Goal
Transcribe the lines below verbatim, skipping the images.

------ Extracted records ------

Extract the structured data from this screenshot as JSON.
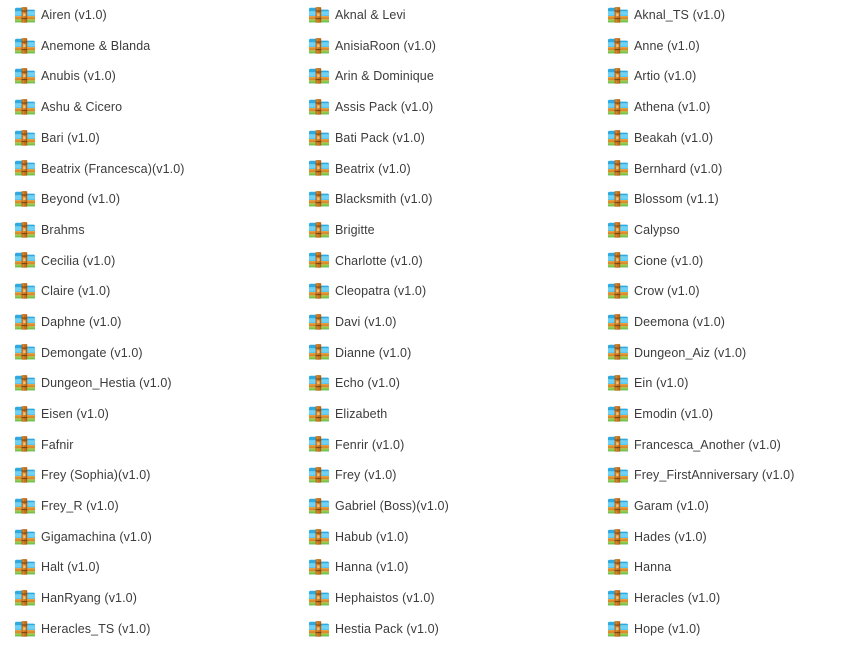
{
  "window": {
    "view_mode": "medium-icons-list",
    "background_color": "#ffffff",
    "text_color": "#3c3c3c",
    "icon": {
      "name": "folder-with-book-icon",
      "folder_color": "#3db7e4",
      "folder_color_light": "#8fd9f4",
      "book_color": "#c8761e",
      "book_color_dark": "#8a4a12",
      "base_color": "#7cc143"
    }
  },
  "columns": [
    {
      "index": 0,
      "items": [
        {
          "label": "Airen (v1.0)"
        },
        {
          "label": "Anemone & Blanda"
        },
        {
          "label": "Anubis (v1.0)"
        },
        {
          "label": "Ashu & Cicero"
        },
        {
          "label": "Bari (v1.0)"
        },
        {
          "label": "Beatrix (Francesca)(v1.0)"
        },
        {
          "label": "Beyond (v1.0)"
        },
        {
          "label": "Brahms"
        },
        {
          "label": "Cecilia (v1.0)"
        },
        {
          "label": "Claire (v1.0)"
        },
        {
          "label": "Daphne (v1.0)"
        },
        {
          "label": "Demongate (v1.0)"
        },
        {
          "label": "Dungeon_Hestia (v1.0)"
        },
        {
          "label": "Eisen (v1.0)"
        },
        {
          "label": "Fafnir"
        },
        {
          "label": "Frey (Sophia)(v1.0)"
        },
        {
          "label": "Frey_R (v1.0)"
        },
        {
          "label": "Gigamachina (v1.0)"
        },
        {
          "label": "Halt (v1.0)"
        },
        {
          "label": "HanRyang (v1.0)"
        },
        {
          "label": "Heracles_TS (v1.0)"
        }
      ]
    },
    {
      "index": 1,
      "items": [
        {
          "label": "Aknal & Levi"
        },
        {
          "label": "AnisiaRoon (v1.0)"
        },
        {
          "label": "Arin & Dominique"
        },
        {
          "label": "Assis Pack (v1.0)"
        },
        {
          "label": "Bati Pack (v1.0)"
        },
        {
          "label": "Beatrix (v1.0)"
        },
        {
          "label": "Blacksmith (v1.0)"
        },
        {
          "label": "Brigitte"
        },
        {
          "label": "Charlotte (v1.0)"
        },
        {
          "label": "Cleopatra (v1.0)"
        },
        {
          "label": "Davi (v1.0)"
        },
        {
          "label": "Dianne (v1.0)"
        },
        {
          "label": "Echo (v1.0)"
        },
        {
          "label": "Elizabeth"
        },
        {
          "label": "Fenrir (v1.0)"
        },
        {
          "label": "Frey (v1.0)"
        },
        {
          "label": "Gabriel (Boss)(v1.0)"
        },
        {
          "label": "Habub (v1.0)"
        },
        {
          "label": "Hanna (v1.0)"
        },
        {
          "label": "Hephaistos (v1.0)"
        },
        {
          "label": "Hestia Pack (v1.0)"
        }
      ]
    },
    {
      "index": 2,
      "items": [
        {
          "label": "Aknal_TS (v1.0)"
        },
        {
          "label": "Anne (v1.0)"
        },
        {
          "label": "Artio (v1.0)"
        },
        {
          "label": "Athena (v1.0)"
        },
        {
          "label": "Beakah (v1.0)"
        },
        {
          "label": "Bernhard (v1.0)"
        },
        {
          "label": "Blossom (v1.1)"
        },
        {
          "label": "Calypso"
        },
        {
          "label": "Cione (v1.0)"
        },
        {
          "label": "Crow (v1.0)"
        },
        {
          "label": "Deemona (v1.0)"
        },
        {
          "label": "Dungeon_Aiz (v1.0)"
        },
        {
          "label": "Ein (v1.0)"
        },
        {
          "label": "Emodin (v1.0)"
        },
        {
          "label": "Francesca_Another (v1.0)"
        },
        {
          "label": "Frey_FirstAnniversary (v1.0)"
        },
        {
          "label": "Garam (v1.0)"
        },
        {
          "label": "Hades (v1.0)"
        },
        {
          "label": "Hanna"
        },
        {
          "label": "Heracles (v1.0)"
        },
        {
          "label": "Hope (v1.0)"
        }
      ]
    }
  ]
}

------

Written solution
Extract the structured data from this screenshot as JSON.
{
  "window": {
    "view_mode": "medium-icons-list",
    "background_color": "#ffffff",
    "text_color": "#3c3c3c",
    "icon": {
      "name": "folder-with-book-icon",
      "folder_color": "#3db7e4",
      "folder_color_light": "#8fd9f4",
      "book_color": "#c8761e",
      "book_color_dark": "#8a4a12",
      "base_color": "#7cc143"
    }
  },
  "columns": [
    {
      "index": 0,
      "items": [
        {
          "label": "Airen (v1.0)"
        },
        {
          "label": "Anemone & Blanda"
        },
        {
          "label": "Anubis (v1.0)"
        },
        {
          "label": "Ashu & Cicero"
        },
        {
          "label": "Bari (v1.0)"
        },
        {
          "label": "Beatrix (Francesca)(v1.0)"
        },
        {
          "label": "Beyond (v1.0)"
        },
        {
          "label": "Brahms"
        },
        {
          "label": "Cecilia (v1.0)"
        },
        {
          "label": "Claire (v1.0)"
        },
        {
          "label": "Daphne (v1.0)"
        },
        {
          "label": "Demongate (v1.0)"
        },
        {
          "label": "Dungeon_Hestia (v1.0)"
        },
        {
          "label": "Eisen (v1.0)"
        },
        {
          "label": "Fafnir"
        },
        {
          "label": "Frey (Sophia)(v1.0)"
        },
        {
          "label": "Frey_R (v1.0)"
        },
        {
          "label": "Gigamachina (v1.0)"
        },
        {
          "label": "Halt (v1.0)"
        },
        {
          "label": "HanRyang (v1.0)"
        },
        {
          "label": "Heracles_TS (v1.0)"
        }
      ]
    },
    {
      "index": 1,
      "items": [
        {
          "label": "Aknal & Levi"
        },
        {
          "label": "AnisiaRoon (v1.0)"
        },
        {
          "label": "Arin & Dominique"
        },
        {
          "label": "Assis Pack (v1.0)"
        },
        {
          "label": "Bati Pack (v1.0)"
        },
        {
          "label": "Beatrix (v1.0)"
        },
        {
          "label": "Blacksmith (v1.0)"
        },
        {
          "label": "Brigitte"
        },
        {
          "label": "Charlotte (v1.0)"
        },
        {
          "label": "Cleopatra (v1.0)"
        },
        {
          "label": "Davi (v1.0)"
        },
        {
          "label": "Dianne (v1.0)"
        },
        {
          "label": "Echo (v1.0)"
        },
        {
          "label": "Elizabeth"
        },
        {
          "label": "Fenrir (v1.0)"
        },
        {
          "label": "Frey (v1.0)"
        },
        {
          "label": "Gabriel (Boss)(v1.0)"
        },
        {
          "label": "Habub (v1.0)"
        },
        {
          "label": "Hanna (v1.0)"
        },
        {
          "label": "Hephaistos (v1.0)"
        },
        {
          "label": "Hestia Pack (v1.0)"
        }
      ]
    },
    {
      "index": 2,
      "items": [
        {
          "label": "Aknal_TS (v1.0)"
        },
        {
          "label": "Anne (v1.0)"
        },
        {
          "label": "Artio (v1.0)"
        },
        {
          "label": "Athena (v1.0)"
        },
        {
          "label": "Beakah (v1.0)"
        },
        {
          "label": "Bernhard (v1.0)"
        },
        {
          "label": "Blossom (v1.1)"
        },
        {
          "label": "Calypso"
        },
        {
          "label": "Cione (v1.0)"
        },
        {
          "label": "Crow (v1.0)"
        },
        {
          "label": "Deemona (v1.0)"
        },
        {
          "label": "Dungeon_Aiz (v1.0)"
        },
        {
          "label": "Ein (v1.0)"
        },
        {
          "label": "Emodin (v1.0)"
        },
        {
          "label": "Francesca_Another (v1.0)"
        },
        {
          "label": "Frey_FirstAnniversary (v1.0)"
        },
        {
          "label": "Garam (v1.0)"
        },
        {
          "label": "Hades (v1.0)"
        },
        {
          "label": "Hanna"
        },
        {
          "label": "Heracles (v1.0)"
        },
        {
          "label": "Hope (v1.0)"
        }
      ]
    }
  ]
}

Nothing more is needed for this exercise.